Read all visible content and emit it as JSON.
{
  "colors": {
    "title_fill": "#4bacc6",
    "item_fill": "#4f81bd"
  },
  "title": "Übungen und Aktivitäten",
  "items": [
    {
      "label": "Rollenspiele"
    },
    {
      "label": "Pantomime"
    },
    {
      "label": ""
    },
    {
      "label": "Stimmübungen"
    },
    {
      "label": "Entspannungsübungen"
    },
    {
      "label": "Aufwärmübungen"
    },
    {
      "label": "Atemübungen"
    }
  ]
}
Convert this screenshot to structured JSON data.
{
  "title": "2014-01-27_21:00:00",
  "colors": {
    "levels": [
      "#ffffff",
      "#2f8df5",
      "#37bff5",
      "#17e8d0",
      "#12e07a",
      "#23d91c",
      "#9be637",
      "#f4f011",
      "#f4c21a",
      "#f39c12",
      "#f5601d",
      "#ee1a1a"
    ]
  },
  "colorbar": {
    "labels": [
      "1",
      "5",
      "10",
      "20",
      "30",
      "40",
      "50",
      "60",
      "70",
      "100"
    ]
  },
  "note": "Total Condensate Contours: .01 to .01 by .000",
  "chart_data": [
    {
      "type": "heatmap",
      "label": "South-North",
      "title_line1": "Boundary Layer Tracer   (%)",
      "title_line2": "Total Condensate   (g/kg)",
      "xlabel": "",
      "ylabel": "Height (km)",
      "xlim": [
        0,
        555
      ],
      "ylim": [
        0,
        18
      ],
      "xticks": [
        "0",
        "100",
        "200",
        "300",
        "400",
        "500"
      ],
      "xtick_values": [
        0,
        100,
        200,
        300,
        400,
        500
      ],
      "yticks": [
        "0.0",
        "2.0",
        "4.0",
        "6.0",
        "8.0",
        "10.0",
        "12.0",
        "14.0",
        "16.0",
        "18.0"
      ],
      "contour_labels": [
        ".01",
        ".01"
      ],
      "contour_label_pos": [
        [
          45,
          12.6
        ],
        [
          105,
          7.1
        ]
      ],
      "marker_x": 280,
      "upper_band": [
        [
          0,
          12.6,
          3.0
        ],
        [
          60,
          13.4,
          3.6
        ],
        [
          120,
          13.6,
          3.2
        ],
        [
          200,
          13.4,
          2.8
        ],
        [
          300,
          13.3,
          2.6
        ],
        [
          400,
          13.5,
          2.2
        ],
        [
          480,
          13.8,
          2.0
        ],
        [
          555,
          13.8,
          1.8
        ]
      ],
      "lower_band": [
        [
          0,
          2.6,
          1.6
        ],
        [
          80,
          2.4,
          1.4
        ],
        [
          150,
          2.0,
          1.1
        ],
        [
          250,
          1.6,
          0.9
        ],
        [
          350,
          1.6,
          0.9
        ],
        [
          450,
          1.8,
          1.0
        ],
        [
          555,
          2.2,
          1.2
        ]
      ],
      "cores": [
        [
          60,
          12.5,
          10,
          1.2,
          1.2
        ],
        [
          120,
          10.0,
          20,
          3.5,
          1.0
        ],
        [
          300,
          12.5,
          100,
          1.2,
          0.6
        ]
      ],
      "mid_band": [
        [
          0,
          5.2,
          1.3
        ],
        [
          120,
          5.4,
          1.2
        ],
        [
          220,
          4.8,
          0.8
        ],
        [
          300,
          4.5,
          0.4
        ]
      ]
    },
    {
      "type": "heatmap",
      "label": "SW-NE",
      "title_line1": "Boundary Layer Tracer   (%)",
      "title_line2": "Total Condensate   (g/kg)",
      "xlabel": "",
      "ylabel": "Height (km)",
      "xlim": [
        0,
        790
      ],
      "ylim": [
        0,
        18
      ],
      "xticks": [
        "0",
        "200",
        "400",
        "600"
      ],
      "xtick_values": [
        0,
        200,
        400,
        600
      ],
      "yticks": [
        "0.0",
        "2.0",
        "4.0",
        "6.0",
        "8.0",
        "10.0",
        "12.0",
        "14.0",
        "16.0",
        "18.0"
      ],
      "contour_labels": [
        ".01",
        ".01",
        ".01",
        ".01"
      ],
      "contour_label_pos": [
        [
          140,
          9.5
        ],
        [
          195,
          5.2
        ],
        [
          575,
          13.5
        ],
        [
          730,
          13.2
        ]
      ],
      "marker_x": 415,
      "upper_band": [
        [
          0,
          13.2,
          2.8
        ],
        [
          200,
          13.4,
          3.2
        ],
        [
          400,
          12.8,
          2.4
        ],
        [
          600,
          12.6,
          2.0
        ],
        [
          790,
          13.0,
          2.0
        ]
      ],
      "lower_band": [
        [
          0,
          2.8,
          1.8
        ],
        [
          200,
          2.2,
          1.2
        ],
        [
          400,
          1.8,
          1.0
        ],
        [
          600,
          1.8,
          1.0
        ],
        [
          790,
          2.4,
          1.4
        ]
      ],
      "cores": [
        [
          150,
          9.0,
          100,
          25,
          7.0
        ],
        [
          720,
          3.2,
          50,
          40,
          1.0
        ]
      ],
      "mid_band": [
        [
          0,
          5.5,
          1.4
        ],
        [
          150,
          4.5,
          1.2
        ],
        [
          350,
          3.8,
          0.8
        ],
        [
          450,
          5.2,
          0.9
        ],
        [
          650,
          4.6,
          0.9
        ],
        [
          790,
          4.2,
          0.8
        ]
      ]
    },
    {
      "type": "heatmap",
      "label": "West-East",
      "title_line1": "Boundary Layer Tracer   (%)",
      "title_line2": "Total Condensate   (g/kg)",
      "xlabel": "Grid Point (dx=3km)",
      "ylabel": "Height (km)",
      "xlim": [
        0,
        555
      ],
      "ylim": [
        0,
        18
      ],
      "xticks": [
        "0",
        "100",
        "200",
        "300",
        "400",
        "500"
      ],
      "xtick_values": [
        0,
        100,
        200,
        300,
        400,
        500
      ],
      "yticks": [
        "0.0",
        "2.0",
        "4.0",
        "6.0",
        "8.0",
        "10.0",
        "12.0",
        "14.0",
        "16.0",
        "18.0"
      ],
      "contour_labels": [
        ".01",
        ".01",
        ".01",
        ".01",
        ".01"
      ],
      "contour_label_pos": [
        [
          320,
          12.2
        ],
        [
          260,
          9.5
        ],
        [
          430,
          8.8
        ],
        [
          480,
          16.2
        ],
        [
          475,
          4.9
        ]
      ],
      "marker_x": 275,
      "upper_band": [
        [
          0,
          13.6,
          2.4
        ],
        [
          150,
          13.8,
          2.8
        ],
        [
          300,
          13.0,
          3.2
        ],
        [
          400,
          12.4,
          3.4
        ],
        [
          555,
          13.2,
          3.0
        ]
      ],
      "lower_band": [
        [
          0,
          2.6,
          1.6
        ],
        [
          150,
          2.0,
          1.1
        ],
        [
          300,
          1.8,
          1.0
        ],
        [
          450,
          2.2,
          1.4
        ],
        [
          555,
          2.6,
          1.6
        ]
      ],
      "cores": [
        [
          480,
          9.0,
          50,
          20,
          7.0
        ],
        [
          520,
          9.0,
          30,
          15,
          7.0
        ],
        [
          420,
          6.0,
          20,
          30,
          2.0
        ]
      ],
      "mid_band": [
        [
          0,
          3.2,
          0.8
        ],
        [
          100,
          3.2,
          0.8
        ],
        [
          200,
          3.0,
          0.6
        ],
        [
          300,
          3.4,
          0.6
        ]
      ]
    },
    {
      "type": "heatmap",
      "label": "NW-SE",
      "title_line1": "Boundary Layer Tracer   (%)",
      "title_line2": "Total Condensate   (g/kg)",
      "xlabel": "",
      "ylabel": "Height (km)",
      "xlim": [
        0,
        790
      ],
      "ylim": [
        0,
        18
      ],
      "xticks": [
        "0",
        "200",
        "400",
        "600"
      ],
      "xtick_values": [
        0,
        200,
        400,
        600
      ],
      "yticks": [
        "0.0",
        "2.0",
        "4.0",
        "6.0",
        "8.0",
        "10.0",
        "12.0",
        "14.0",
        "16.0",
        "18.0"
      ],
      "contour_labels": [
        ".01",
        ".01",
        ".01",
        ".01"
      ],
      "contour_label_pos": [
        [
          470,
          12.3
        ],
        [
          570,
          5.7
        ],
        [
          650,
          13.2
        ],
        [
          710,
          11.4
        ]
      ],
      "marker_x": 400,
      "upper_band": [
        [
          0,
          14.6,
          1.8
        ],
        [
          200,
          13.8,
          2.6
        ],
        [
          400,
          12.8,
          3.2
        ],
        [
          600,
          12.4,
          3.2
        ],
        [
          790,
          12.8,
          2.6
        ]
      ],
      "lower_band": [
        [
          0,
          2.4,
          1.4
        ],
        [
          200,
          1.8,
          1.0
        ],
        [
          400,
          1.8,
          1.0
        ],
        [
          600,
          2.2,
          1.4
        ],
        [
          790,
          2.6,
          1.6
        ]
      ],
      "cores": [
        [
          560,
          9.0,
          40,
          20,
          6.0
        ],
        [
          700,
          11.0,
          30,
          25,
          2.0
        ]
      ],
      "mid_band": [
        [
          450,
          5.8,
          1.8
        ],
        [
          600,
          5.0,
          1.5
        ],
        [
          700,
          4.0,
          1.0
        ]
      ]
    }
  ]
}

| Task requirements |
Each line above that includes "JSON" counts once; state the total and nothing more.

| Written response |
2